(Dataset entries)
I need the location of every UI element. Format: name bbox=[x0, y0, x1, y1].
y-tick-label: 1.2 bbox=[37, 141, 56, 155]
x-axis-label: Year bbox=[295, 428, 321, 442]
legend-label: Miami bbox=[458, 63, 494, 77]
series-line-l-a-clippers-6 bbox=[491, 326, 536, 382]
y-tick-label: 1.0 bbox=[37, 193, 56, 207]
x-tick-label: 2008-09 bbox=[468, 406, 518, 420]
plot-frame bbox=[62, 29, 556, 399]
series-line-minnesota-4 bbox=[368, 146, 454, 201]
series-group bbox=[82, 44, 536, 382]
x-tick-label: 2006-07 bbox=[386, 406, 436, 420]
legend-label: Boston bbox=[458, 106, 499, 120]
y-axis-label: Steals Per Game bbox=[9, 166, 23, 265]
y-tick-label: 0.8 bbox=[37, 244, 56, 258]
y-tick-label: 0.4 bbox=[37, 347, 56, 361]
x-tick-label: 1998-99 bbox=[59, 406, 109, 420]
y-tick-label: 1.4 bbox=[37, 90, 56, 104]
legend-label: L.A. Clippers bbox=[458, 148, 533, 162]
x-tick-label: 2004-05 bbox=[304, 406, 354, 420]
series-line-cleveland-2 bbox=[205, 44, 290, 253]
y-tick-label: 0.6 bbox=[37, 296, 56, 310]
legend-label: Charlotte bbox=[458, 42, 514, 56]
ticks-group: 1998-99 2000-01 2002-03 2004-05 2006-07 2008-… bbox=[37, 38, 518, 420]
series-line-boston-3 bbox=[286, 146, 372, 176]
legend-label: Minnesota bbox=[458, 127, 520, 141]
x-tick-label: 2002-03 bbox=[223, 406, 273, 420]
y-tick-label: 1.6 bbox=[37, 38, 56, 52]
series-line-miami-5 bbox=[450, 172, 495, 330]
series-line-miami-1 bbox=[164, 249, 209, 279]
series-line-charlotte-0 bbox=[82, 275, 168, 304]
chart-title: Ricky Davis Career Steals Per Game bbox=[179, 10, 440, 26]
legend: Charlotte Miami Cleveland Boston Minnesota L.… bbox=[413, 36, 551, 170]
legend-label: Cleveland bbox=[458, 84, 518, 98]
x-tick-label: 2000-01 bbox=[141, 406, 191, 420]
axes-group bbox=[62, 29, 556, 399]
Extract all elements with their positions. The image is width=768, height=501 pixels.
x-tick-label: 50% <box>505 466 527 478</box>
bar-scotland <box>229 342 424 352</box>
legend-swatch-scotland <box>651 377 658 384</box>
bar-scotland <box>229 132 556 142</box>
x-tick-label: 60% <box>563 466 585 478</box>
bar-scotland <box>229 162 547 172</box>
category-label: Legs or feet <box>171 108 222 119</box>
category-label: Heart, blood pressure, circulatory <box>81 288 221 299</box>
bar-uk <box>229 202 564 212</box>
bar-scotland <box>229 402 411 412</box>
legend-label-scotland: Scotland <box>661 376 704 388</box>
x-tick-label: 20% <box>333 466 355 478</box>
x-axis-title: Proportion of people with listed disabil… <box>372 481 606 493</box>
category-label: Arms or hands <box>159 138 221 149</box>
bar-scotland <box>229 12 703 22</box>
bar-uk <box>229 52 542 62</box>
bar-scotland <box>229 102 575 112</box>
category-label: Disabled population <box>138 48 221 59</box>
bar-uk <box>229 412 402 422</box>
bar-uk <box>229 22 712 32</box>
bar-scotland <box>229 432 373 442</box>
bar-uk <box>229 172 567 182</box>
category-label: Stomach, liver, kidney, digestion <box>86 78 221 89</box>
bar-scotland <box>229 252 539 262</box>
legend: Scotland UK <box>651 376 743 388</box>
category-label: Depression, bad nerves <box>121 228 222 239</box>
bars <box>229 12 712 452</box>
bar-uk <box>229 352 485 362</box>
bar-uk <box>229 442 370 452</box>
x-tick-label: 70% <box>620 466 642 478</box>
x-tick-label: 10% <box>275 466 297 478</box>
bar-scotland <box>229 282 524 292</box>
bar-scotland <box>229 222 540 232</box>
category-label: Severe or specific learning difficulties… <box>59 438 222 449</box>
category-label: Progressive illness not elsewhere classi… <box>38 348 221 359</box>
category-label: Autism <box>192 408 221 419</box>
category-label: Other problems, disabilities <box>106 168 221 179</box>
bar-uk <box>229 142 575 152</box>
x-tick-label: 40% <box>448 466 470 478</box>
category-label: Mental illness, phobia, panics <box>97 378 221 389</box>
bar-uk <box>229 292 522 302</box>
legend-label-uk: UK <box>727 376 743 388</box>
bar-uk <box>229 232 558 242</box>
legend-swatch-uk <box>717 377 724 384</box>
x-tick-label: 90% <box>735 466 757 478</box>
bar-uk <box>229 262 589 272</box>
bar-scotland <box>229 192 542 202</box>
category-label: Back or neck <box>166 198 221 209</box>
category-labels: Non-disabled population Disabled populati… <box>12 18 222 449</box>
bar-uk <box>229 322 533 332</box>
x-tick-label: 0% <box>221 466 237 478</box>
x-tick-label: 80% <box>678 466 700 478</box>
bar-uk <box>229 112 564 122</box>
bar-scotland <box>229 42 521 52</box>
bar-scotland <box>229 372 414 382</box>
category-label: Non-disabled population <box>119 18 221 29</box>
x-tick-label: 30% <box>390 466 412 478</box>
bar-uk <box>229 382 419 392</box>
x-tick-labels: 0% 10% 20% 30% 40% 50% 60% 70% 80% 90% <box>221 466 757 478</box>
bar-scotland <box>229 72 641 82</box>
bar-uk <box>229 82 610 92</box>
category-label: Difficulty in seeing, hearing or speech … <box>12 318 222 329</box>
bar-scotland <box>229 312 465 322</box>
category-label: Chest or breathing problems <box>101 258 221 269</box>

§ GIVEN PROBLEM
Copy the lines above, starting with the very first one and ending with the line that contains "x-tick-label: 2004-05 bbox=[304, 406, 354, 420]". Include both of those lines.

§ TASK RESULT
I need the location of every UI element. Format: name bbox=[x0, y0, x1, y1].
y-tick-label: 1.2 bbox=[37, 141, 56, 155]
x-axis-label: Year bbox=[295, 428, 321, 442]
legend-label: Miami bbox=[458, 63, 494, 77]
series-line-l-a-clippers-6 bbox=[491, 326, 536, 382]
y-tick-label: 1.0 bbox=[37, 193, 56, 207]
x-tick-label: 2008-09 bbox=[468, 406, 518, 420]
plot-frame bbox=[62, 29, 556, 399]
series-line-minnesota-4 bbox=[368, 146, 454, 201]
series-group bbox=[82, 44, 536, 382]
x-tick-label: 2006-07 bbox=[386, 406, 436, 420]
legend-label: Boston bbox=[458, 106, 499, 120]
y-axis-label: Steals Per Game bbox=[9, 166, 23, 265]
y-tick-label: 0.8 bbox=[37, 244, 56, 258]
y-tick-label: 0.4 bbox=[37, 347, 56, 361]
x-tick-label: 1998-99 bbox=[59, 406, 109, 420]
y-tick-label: 1.4 bbox=[37, 90, 56, 104]
legend-label: L.A. Clippers bbox=[458, 148, 533, 162]
x-tick-label: 2004-05 bbox=[304, 406, 354, 420]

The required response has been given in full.